BEGIN SUPPLIED DATA
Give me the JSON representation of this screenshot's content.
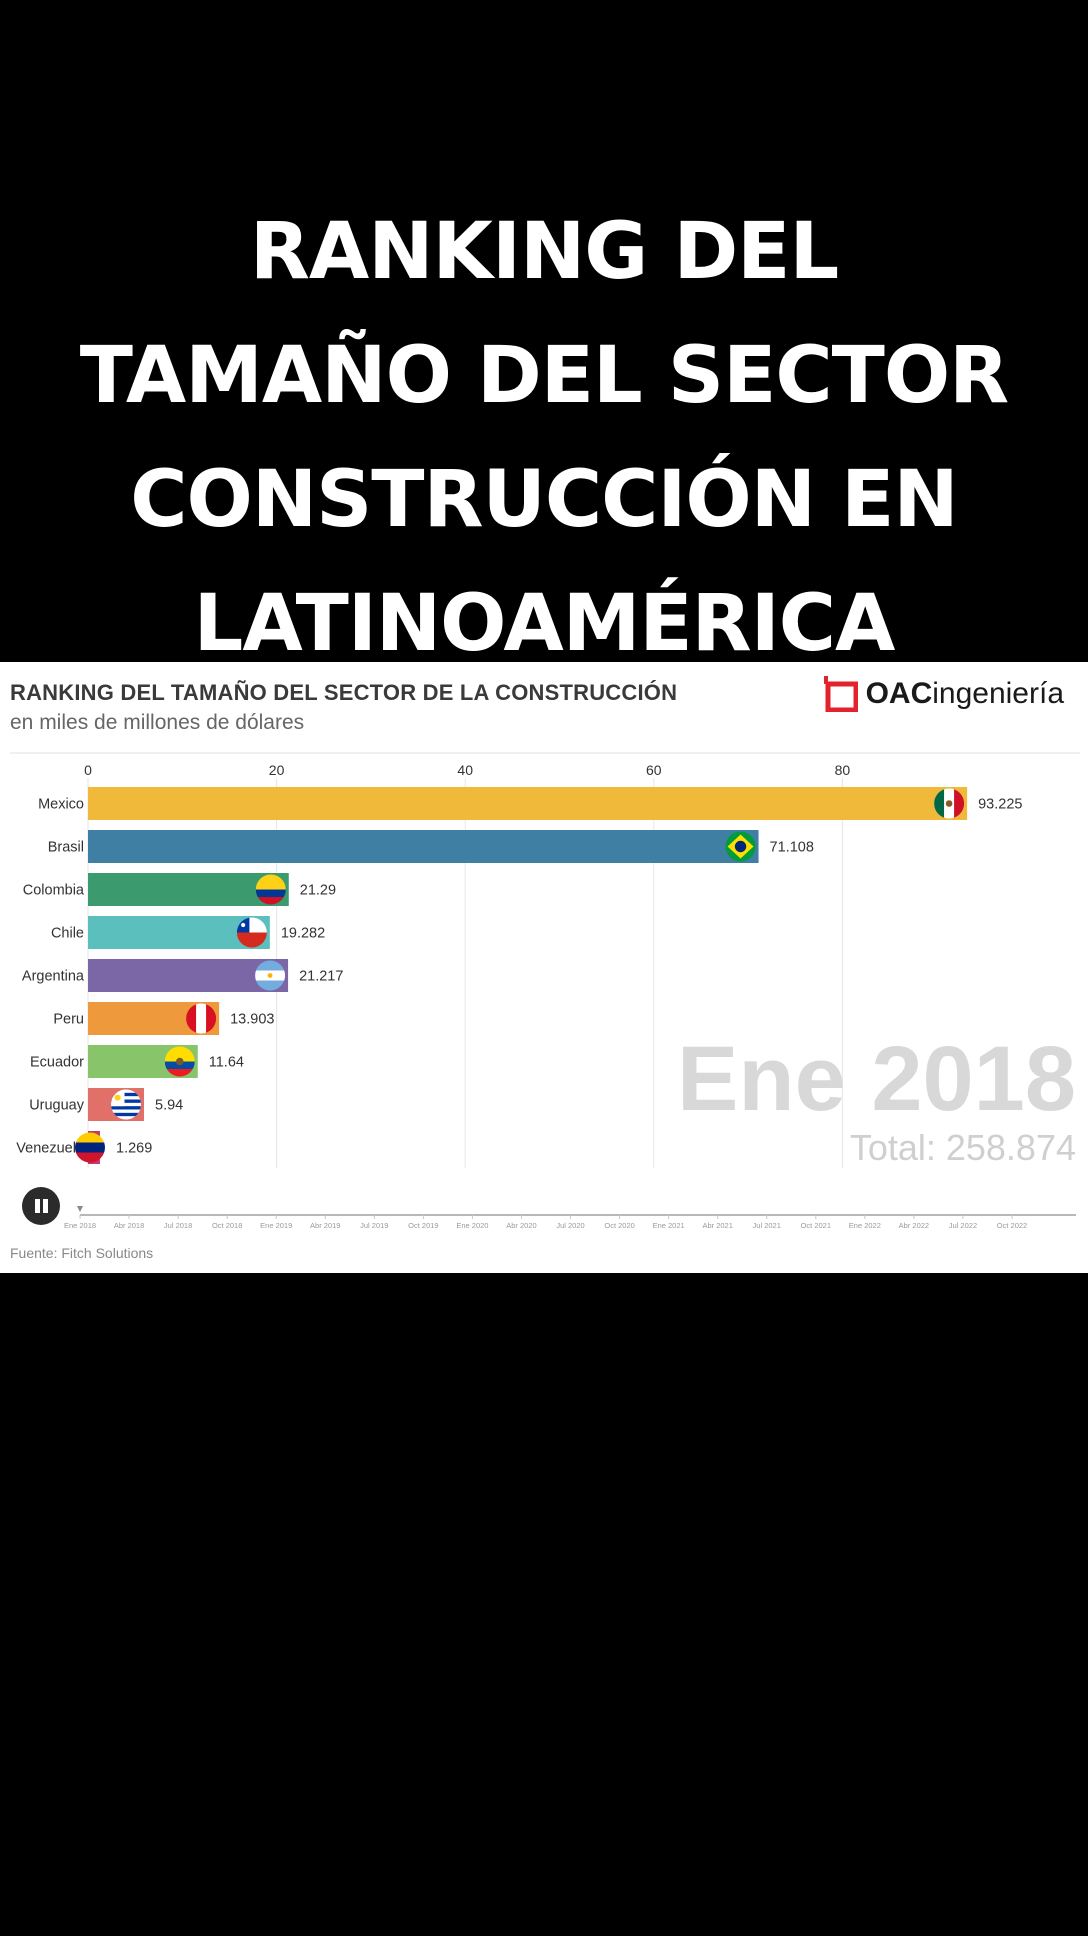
{
  "headline": {
    "lines": [
      "RANKING DEL",
      "TAMAÑO DEL SECTOR",
      "CONSTRUCCIÓN EN",
      "LATINOAMÉRICA"
    ]
  },
  "brand": {
    "name_bold": "OAC",
    "name_rest": "ingeniería",
    "color": "#e3222d"
  },
  "chart_data": {
    "type": "bar",
    "title": "RANKING DEL TAMAÑO DEL SECTOR DE LA CONSTRUCCIÓN",
    "subtitle": "en miles de millones de dólares",
    "x_ticks": [
      "0",
      "20",
      "40",
      "60",
      "80"
    ],
    "xlim": [
      0,
      100
    ],
    "grid": true,
    "categories": [
      "Mexico",
      "Brasil",
      "Colombia",
      "Chile",
      "Argentina",
      "Peru",
      "Ecuador",
      "Uruguay",
      "Venezuela"
    ],
    "values": [
      93.225,
      71.108,
      21.29,
      19.282,
      21.217,
      13.903,
      11.64,
      5.94,
      1.269
    ],
    "value_labels": [
      "93.225",
      "71.108",
      "21.29",
      "19.282",
      "21.217",
      "13.903",
      "11.64",
      "5.94",
      "1.269"
    ],
    "colors": [
      "#f0b93a",
      "#3f7fa3",
      "#3b9a6e",
      "#5bbfbd",
      "#7b66a6",
      "#ee9a3c",
      "#88c46a",
      "#e07068",
      "#c33b68"
    ],
    "flags": [
      "mexico",
      "brazil",
      "colombia",
      "chile",
      "argentina",
      "peru",
      "ecuador",
      "uruguay",
      "venezuela"
    ],
    "period_label": "Ene 2018",
    "total_label": "Total: 258.874",
    "timeline_ticks": [
      "Ene 2018",
      "Abr 2018",
      "Jul 2018",
      "Oct 2018",
      "Ene 2019",
      "Abr 2019",
      "Jul 2019",
      "Oct 2019",
      "Ene 2020",
      "Abr 2020",
      "Jul 2020",
      "Oct 2020",
      "Ene 2021",
      "Abr 2021",
      "Jul 2021",
      "Oct 2021",
      "Ene 2022",
      "Abr 2022",
      "Jul 2022",
      "Oct 2022"
    ],
    "source": "Fuente: Fitch Solutions"
  }
}
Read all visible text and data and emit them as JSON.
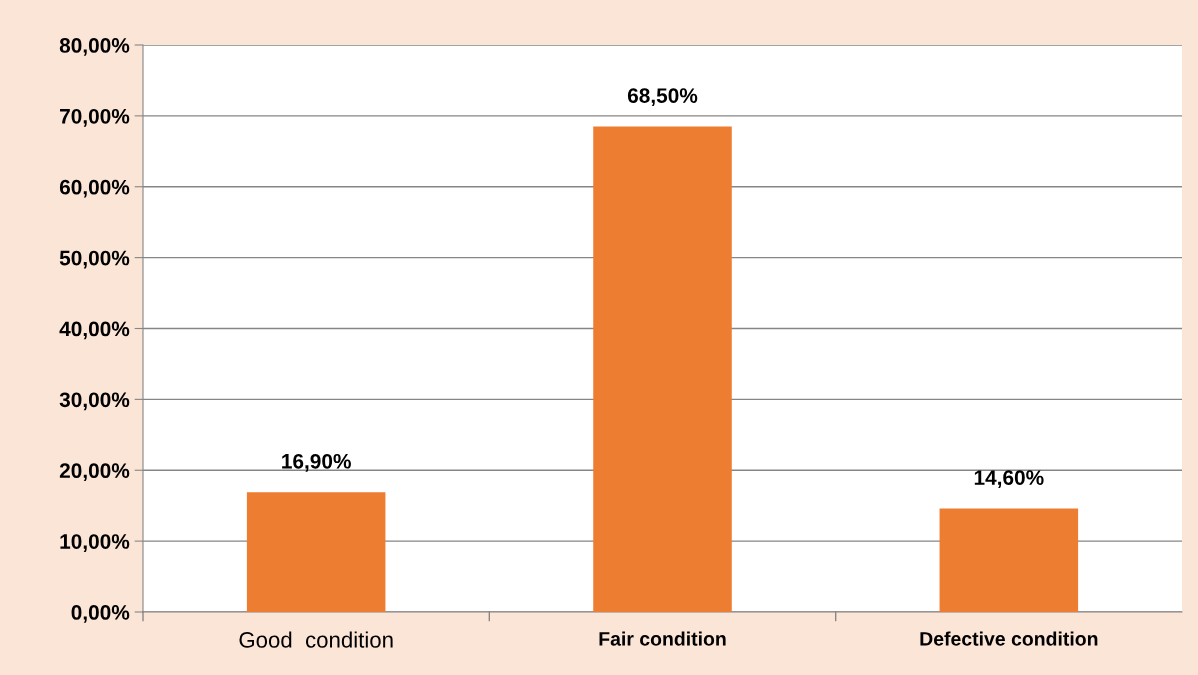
{
  "chart_data": {
    "type": "bar",
    "categories": [
      "Good  condition",
      "Fair condition",
      "Defective condition"
    ],
    "values": [
      16.9,
      68.5,
      14.6
    ],
    "color": "#ed7d31",
    "value_labels": [
      "16,90%",
      "68,50%",
      "14,60%"
    ],
    "ylim": [
      0,
      80
    ],
    "yticks": [
      {
        "value": 0,
        "label": "0,00%"
      },
      {
        "value": 10,
        "label": "10,00%"
      },
      {
        "value": 20,
        "label": "20,00%"
      },
      {
        "value": 30,
        "label": "30,00%"
      },
      {
        "value": 40,
        "label": "40,00%"
      },
      {
        "value": 50,
        "label": "50,00%"
      },
      {
        "value": 60,
        "label": "60,00%"
      },
      {
        "value": 70,
        "label": "70,00%"
      },
      {
        "value": 80,
        "label": "80,00%"
      }
    ],
    "grid": "y",
    "legend": false
  }
}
END SUPPLIED DATA
▶ [INSTRUCTIONS TO FOLLOW]: Everything from the line containing "Read all visible" to the last line of the listing above must be reproduced exactly, with no pictures included.

▶ [OUTPUT OF THE EXERCISE]:
Read all visible text and data and emit them as JSON.
{
  "chart_data": {
    "type": "bar",
    "categories": [
      "Good  condition",
      "Fair condition",
      "Defective condition"
    ],
    "values": [
      16.9,
      68.5,
      14.6
    ],
    "color": "#ed7d31",
    "value_labels": [
      "16,90%",
      "68,50%",
      "14,60%"
    ],
    "ylim": [
      0,
      80
    ],
    "yticks": [
      {
        "value": 0,
        "label": "0,00%"
      },
      {
        "value": 10,
        "label": "10,00%"
      },
      {
        "value": 20,
        "label": "20,00%"
      },
      {
        "value": 30,
        "label": "30,00%"
      },
      {
        "value": 40,
        "label": "40,00%"
      },
      {
        "value": 50,
        "label": "50,00%"
      },
      {
        "value": 60,
        "label": "60,00%"
      },
      {
        "value": 70,
        "label": "70,00%"
      },
      {
        "value": 80,
        "label": "80,00%"
      }
    ],
    "grid": "y",
    "legend": false
  }
}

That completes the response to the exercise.